Name each kind of assistance that the foreign policy passage says a strategy must be developed for.

──────── PAGE

We must have the creative imagination and political sophistication to shape our policies to meet constantly changing distributions of power. At the same time, we must have the perspective to give our foreign policy a direction that will meet the test of decades. We must get on with the paramount task of forging a new relationship with Europe. This will involve a new and more realistic approach to the question of nuclear sharing. The problems of the alliance- political, military, economic- will demand the finest qualities of statesmanship, of political engineering, of shrewd bargaining and compromise of which we are capable as a people. In our relationships with the Communist nations we must be sensitive to the diffusion of power within the bloc and the opportunities and dangers this affords. We must recognize and develop those areas of common interest such as arms control measures to reduce the chances of war by miscalculation or accident. At the same time we must check Communist aggression in whatever form it takes. We must develop a strategy for economic, technical, and military assistance that both merits the support of the American people and fulfills our commitments and responsibilities as leader of the free world.

────────────────
──────── PROVIDED DATA

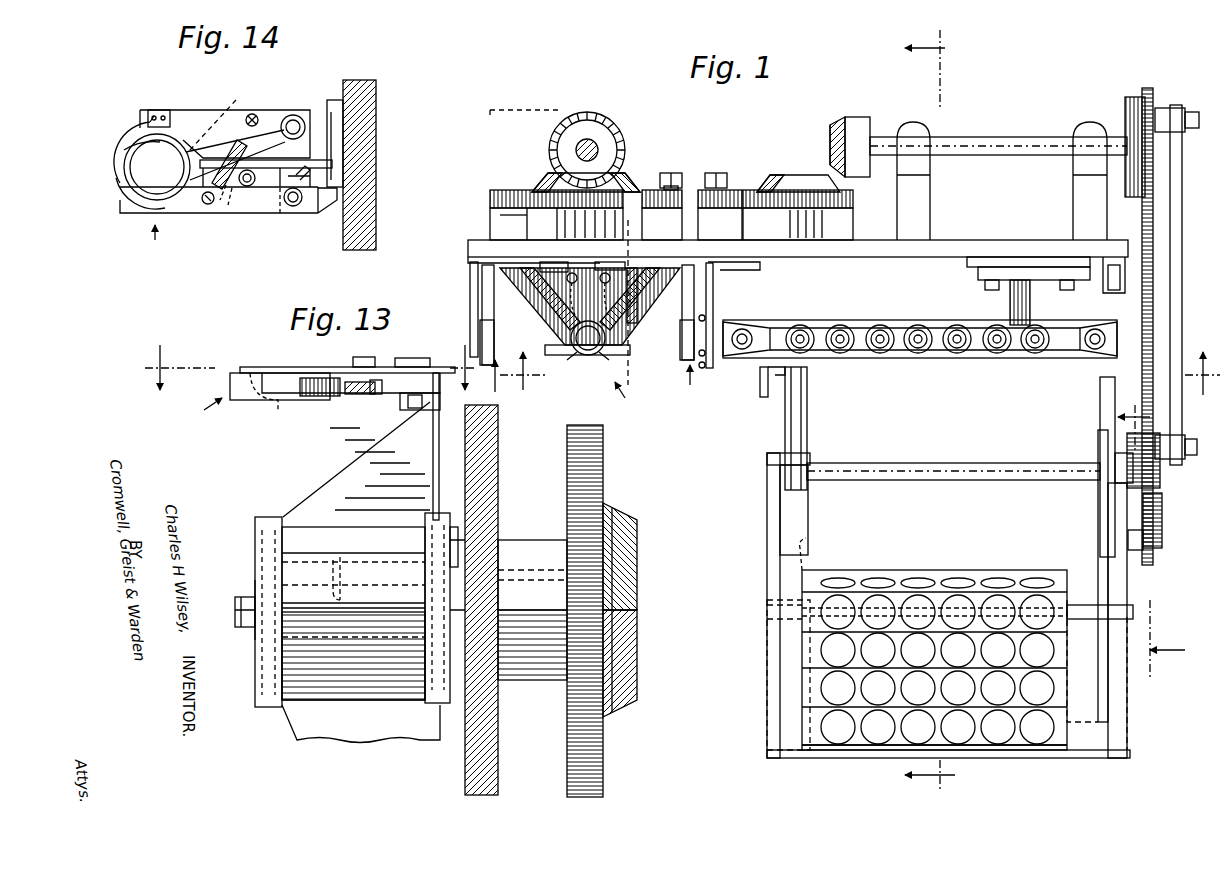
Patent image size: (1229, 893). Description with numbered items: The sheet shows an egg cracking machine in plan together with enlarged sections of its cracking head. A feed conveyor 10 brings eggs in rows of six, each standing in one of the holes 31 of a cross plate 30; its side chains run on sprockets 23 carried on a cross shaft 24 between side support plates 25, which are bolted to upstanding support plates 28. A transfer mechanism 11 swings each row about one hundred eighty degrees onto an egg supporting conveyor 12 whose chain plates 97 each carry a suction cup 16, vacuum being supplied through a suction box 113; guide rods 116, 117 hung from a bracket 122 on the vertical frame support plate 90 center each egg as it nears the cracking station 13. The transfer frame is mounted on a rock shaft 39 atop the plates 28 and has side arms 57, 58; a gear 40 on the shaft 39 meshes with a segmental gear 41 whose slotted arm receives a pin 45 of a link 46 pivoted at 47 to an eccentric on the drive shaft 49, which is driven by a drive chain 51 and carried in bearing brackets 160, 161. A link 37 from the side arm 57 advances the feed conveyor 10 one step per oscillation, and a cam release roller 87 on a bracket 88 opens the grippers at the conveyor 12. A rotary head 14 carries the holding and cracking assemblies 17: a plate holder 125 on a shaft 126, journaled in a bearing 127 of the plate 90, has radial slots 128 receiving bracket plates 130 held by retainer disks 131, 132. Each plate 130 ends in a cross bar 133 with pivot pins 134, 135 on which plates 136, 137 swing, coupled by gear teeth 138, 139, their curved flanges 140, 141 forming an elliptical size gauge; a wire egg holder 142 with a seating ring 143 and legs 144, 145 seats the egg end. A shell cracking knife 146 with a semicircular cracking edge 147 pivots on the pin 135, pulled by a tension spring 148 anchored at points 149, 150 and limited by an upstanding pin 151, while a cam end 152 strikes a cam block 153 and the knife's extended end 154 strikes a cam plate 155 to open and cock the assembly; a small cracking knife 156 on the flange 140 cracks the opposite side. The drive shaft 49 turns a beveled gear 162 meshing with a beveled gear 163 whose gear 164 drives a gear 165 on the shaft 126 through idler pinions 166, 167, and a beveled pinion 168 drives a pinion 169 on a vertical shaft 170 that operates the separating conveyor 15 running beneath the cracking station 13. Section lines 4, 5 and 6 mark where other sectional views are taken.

────────────────

OUTPUT FOR THIS TASK: Economic, technical, and military assistance.